CHALLENGE 1 ▸ In the article on The Several Journeys of Reemus, what is the name of the fictional world and kingdom where the series takes place?
CHALLENGE 2 ▸ Extend the article on The Several Journeys of Reemus, beginning immediately after its final sentence.
-- begin READING PASSAGE --
The Several Journeys of Reemus is a point-and-click adventure game series by game developer Jay "Zeebarf" Ziebarth, published by Newgrounds starting in 2008. Like Zeebarf's other point-and-click games, The Several Journeys of Reemus involves the use of logic and the cause-and-effect of selected actions. The game series currently has six games finished and published, including a prologue.

Gameplay
TBA

Reception
The series has received several annual award nominations, including JayIsGames' Best of 2008 Adventure Game of the Year for Prologue, Newgrounds' Best of 2008 Tank Award Game of the Year for Chapter 2, Flash Gaming Summit Mochi Award 2009 Best Game Art for Chapter 2 and JayIsGames' Best of 2009 Point and click Game of the Year for Chapter 3. JayIsGames' average rating of the four games is 4.6/5.

During a Casual Connect Seattle 2009 panel, Kongregate CEO Jim Greer mentioned Chapter 3 saying it was "a successful game on Kongregate, but most of the negative comments focused on its unnecessary length", illustrating the point that length doesn't equal value. Channel4's review of Chapter 2 says, "It looks brilliant as always, and has a wicked sense of humour running through."  Justin McElroy of Joystiq said the prologue's puzzles "strike just the right balance of logical and abstract thinking" and called the music "fantastic".

Story
The Several Journeys of Reemus is staged in a fictional world and kingdom called Fredericus. The two main characters are Reemus, an exterminator, and his assistant, Liam the purple bear. Reemus is inclined to be complacent and narcissistic while Liam is agreeable and kind. Reemus is seeking to outdo his brother, a dragon slayer, in fame and when 97% of the population is illiterate, the only way to get yourself known is through songs of heroic quests.

Prologue
This prologue is entitled "Lair of the Ant Queen". The game begins with Reemus and Liam walking toward an inn while composing a ballad chronicling Reemus' work as an exterminator. The innkeeper rushes out and asks the duo to rid his inn of an ant infestation. At first, Reemus is reluctant to do so, as it would "affect the quality and bravado" of his ballad. Then, the innkeeper shows him that the ants in question are as big as humans and their anthill the size of a volcano.

The prologue consists of random puzzles that lead Reemus and Liam to the Ant Queen, which Reemus must defeat. He does so, and is regarded as a legendary figure. The duo then receives a letter from the king of Fredericus inviting them to his castle.

This ending is caused by poisoning the queen. An alternate ending is for Reemus himself to jump into the Ant Queen's mouth, and she chokes on his head. He is regarded as a reckless exterminator and triggers a holy ant war between them and the humans, with no letter from the king.

Chapter One
The game begins with Reemus and Liam resting near a fire in the night. Reemus protests against Liam's doubts that the king summoned them to the castle to give Reemus his daughter's hand in marriage. Then a wolf-like creature chases them through the woods. Eventually they shake the creature off and arrive at the castle.
-- end READING PASSAGE --
-- begin DATASET RECORDS --
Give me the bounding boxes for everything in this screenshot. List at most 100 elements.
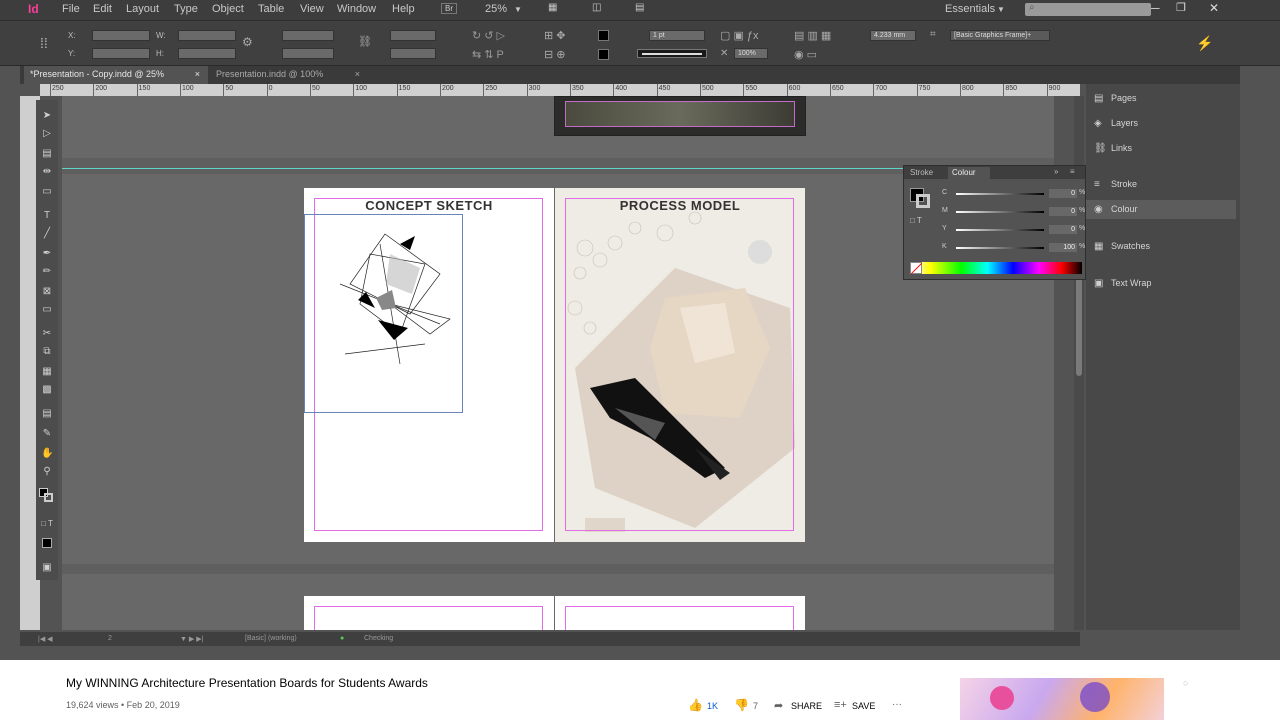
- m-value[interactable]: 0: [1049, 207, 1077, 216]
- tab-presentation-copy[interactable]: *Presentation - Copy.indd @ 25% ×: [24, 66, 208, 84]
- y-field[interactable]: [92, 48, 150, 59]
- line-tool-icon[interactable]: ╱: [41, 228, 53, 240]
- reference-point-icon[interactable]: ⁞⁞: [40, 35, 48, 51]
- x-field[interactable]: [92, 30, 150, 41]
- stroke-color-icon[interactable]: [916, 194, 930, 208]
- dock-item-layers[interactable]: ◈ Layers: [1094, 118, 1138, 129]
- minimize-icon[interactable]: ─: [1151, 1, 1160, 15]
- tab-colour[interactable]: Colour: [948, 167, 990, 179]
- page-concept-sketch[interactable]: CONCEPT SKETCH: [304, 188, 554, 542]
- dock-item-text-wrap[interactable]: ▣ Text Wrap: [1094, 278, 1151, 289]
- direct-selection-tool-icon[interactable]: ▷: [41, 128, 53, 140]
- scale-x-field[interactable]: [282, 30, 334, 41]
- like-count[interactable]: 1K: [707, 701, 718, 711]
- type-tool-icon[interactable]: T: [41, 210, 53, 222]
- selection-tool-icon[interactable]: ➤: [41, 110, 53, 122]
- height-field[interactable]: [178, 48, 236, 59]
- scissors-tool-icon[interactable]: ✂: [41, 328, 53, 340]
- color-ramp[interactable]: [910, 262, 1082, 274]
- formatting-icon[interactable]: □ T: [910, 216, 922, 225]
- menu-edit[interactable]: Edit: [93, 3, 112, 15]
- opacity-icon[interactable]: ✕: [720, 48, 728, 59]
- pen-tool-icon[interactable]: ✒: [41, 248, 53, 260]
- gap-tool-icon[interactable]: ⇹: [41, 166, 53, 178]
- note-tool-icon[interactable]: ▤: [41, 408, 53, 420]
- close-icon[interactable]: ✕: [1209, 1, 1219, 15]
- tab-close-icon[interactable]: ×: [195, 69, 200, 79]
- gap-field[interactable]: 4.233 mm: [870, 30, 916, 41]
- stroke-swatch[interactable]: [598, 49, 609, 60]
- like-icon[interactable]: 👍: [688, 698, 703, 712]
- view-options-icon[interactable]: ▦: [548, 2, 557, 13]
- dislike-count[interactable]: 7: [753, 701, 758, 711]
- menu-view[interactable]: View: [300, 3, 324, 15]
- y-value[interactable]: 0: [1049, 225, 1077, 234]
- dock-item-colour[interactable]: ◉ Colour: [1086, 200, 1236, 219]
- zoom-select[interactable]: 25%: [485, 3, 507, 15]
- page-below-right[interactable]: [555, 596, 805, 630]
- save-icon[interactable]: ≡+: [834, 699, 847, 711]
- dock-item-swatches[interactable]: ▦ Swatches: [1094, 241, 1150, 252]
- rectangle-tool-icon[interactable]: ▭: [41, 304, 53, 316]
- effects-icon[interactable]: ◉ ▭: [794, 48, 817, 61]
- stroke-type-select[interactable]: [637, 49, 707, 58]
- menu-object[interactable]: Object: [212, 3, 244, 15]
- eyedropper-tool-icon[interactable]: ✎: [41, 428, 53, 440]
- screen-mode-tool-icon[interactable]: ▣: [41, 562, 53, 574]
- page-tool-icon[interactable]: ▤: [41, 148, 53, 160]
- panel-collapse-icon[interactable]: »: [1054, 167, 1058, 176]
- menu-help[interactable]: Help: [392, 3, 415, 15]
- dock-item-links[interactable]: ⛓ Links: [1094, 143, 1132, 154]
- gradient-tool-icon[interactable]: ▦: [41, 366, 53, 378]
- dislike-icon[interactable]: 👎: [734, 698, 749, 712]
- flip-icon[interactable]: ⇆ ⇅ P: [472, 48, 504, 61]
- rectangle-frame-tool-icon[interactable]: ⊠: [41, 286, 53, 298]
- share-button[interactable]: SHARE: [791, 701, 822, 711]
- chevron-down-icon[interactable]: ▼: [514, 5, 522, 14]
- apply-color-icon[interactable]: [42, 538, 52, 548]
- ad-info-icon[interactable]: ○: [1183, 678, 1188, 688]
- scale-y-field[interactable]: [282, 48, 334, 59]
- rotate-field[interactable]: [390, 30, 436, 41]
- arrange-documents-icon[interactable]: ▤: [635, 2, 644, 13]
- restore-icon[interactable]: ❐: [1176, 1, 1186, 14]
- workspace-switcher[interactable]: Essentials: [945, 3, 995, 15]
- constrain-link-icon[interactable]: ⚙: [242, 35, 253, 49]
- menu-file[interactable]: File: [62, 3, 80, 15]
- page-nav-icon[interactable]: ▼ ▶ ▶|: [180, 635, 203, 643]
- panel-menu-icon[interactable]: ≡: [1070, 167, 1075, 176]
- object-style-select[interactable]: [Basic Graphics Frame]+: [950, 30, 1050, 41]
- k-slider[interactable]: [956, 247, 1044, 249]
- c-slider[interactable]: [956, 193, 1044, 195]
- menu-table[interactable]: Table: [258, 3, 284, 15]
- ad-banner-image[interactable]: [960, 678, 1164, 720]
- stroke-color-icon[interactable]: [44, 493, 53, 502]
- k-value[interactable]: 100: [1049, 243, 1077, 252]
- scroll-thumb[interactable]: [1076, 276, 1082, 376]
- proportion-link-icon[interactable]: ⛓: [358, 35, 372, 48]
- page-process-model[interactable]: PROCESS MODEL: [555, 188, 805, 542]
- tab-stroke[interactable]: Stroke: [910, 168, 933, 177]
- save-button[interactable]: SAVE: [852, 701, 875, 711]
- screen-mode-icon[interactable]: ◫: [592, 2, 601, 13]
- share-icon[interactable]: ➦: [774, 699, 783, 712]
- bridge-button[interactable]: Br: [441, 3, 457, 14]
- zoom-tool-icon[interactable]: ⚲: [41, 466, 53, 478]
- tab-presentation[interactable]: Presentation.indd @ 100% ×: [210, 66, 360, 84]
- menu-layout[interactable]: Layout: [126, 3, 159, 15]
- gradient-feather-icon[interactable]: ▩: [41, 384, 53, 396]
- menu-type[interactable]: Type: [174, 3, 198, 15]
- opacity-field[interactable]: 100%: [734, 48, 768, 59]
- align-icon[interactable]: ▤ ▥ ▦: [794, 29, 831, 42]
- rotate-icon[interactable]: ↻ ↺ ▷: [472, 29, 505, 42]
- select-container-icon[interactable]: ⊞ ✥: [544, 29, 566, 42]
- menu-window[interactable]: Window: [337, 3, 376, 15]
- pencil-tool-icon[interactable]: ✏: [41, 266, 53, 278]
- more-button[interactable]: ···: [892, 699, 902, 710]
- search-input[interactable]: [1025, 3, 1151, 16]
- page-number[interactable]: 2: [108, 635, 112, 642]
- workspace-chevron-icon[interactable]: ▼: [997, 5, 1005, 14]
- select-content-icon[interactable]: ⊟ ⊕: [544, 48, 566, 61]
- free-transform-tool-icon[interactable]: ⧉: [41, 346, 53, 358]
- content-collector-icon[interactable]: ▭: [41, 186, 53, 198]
-- end DATASET RECORDS --
EXERCISE ANSWER 1 ▸ Fredericus.

EXERCISE ANSWER 2 ▸
The castle is apparently deserted. Liam finds his way in and lets Reemus in on the other side of the door, but the creature finds them again, and they are forced to take shelter inside a dark room. In it is a strange pulsating purple object. In a trapdoor in the ceiling, they find a wizard who is retrieving his 'magical food recipes' and tells them to climb through the trapdoor into the room above. In the relative safety of the room, they watch the purple object slowly drop small red slugs onto the floor. The wizard tells them they are a new species called 'Death Slug', and are what caused the castle's other inhabitants to flee, as the species is overrunning the land. Then the slugs crawl outside and almost immediately kill the wolf-like creature. The wizard explains that Reemus was summoned to rid the castle of the Death Slugs. The wizard then flees from the castle on a cake lighter than air, leaving Reemus and Liam to brainstorm a way to escape. They manage to do so by using the wizard's potions.

This game has two possible endings:
1. They catch a bird and use a potion to make it gigantic. They fly away on the bird, but the spell runs out, and they both fall off.
2. They catch a rat and use some potions to make it a giant flying rat. They fly away, but a giant flying cat pounces the rat, not harming the duo, but taking away their ride.

Chapter Two
This chapter is entitled "The All-Knowing Parasite". Reemus and Liam tumble through the sky and land in a bale of hay in a barn. Reemus realizes the barn is close to their hometown, but suddenly the pig in the pigsty next to them implodes, and the duo hide in the hay. A Death Slug comes out of the pigsty with a pigsnout, and the duo realizes the Death Slugs absorb the characteristics of the organisms they ingest. They manage to lure and kill the Slug, which turns itself inside out upon dying, looking similar to the Slug egg sac they found in Chapter 1.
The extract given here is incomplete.